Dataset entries
┌────────

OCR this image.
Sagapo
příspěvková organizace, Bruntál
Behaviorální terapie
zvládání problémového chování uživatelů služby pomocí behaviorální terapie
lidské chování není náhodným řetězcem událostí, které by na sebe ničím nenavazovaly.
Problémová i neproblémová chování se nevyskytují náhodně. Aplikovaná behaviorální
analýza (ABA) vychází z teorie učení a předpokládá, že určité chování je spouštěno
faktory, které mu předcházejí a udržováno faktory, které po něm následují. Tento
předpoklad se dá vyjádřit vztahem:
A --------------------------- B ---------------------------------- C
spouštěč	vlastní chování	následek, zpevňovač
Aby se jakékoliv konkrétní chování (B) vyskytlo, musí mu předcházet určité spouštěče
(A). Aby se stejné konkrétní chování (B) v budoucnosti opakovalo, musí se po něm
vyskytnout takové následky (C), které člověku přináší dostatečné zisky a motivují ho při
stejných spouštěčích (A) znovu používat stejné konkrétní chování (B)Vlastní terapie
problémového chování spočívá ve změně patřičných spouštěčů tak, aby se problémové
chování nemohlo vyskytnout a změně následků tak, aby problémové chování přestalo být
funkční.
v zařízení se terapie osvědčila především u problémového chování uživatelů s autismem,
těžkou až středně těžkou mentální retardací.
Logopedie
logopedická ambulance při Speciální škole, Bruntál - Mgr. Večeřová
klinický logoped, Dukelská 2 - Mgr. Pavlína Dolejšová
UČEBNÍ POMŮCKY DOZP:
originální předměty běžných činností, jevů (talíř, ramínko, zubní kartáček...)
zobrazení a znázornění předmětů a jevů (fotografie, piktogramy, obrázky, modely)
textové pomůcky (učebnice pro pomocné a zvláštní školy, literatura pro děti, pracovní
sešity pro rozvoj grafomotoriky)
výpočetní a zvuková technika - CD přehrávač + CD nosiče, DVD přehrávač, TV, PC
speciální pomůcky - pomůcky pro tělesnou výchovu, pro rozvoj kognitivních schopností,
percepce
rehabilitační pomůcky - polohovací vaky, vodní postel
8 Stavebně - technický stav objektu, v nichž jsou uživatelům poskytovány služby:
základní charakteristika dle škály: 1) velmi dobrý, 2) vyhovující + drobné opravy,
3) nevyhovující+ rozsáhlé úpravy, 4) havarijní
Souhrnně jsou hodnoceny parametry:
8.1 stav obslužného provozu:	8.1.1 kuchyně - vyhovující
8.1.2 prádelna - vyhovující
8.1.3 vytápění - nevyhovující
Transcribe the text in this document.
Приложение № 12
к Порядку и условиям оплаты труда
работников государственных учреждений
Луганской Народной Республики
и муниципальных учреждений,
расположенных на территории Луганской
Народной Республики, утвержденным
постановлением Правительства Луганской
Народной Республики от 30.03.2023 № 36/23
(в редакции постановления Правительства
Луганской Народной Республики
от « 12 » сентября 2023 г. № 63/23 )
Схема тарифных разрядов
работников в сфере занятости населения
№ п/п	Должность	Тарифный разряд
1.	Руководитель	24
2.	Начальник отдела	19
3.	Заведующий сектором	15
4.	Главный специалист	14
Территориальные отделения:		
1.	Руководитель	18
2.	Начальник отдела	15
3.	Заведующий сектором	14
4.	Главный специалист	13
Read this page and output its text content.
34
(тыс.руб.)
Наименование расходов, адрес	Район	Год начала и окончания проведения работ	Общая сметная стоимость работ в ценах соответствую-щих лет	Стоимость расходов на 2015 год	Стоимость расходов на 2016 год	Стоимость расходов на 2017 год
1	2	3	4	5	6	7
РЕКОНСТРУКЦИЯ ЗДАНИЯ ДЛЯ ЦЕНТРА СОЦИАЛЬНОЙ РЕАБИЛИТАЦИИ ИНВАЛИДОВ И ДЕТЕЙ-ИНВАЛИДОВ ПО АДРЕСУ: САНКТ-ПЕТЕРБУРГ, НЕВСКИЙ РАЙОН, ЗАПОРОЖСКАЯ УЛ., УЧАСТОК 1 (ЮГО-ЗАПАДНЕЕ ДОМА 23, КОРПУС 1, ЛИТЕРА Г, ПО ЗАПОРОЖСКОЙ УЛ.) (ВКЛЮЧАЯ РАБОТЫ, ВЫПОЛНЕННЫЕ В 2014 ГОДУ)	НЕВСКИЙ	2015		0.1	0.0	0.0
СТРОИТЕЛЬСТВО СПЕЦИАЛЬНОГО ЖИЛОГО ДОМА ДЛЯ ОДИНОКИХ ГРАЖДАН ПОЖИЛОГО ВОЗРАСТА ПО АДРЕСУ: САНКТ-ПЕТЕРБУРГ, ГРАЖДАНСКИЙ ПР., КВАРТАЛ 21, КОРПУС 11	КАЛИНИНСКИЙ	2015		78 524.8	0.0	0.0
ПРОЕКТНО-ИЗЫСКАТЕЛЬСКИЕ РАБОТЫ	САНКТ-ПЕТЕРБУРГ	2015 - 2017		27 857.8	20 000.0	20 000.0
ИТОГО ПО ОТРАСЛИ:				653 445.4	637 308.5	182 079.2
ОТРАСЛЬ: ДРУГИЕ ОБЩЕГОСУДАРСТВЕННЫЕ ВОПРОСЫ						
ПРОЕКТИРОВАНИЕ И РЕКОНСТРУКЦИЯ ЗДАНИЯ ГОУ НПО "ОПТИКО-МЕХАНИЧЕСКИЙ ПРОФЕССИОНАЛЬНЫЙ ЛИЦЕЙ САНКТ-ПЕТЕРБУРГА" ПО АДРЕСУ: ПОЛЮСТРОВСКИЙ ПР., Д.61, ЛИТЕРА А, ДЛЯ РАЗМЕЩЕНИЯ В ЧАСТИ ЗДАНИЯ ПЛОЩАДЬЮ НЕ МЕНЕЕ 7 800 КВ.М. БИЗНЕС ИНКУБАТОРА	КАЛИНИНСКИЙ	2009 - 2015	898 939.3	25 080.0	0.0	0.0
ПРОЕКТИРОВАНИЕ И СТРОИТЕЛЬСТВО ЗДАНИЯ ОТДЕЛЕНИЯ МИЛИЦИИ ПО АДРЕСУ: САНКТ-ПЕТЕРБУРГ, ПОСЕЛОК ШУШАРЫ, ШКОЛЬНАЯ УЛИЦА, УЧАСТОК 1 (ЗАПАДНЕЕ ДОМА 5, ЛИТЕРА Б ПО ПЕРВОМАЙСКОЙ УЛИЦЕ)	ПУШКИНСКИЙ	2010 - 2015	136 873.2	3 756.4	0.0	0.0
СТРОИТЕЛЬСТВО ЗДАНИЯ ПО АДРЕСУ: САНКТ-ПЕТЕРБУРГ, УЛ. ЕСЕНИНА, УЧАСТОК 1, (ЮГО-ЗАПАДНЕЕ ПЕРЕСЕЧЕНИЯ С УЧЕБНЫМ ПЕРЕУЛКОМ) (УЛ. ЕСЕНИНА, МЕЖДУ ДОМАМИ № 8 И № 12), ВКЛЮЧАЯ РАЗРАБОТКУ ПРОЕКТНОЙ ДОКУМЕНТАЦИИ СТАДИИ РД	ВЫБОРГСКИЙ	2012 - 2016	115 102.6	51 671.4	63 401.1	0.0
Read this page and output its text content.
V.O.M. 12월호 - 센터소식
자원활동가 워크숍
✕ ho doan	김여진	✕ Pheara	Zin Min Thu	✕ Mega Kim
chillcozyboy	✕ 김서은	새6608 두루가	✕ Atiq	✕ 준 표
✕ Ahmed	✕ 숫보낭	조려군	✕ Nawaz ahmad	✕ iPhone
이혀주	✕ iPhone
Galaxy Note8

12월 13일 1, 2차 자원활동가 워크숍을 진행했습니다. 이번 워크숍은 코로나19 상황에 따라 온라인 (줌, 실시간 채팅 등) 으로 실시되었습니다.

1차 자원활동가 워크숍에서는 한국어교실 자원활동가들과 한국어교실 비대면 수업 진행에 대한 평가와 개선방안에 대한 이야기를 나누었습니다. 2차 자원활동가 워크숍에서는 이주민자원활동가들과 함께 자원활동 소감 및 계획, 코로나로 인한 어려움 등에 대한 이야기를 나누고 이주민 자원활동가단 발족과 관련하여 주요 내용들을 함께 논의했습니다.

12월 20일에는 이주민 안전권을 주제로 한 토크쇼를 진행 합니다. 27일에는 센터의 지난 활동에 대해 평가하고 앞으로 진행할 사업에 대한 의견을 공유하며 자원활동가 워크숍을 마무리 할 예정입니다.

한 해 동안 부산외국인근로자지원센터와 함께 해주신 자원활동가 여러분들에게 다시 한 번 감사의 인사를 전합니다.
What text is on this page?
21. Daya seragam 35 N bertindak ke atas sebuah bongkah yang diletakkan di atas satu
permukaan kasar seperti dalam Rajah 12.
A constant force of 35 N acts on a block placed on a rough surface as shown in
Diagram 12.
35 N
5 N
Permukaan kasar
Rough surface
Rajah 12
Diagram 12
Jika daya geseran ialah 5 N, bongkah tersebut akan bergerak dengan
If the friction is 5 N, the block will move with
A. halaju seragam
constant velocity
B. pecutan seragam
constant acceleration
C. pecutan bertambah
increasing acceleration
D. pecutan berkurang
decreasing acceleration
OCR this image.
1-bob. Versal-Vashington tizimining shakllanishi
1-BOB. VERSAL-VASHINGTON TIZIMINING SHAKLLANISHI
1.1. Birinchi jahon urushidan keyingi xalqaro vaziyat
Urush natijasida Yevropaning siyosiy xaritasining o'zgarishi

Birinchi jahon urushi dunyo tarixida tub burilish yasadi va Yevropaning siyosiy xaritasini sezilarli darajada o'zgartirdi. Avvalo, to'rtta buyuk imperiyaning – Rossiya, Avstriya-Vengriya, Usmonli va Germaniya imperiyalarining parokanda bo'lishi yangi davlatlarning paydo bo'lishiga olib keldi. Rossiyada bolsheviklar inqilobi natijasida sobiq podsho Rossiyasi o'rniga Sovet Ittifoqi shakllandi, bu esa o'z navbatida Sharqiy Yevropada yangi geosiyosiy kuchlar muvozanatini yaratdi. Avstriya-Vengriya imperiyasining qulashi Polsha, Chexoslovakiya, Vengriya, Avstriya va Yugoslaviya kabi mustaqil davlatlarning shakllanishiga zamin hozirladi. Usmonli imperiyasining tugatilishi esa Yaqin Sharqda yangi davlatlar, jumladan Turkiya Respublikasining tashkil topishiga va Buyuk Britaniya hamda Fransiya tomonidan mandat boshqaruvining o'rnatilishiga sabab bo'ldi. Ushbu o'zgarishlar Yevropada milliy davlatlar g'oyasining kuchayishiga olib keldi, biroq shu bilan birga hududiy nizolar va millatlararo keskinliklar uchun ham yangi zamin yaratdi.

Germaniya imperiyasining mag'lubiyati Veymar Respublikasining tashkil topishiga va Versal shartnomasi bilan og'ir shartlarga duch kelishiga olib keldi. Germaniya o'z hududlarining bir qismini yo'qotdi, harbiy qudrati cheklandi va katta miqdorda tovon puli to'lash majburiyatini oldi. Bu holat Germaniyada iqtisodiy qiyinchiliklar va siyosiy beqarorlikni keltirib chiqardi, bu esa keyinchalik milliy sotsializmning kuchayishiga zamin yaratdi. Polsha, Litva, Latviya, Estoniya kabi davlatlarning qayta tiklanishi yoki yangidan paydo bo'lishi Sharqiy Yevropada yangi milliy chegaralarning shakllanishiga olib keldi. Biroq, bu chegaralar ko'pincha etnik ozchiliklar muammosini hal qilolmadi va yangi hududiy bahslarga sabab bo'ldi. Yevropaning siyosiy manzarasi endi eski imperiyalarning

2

└────────

### Exercise
Find how many lines in the records contain the string "Правительства", then give the number alone.

### Final result
2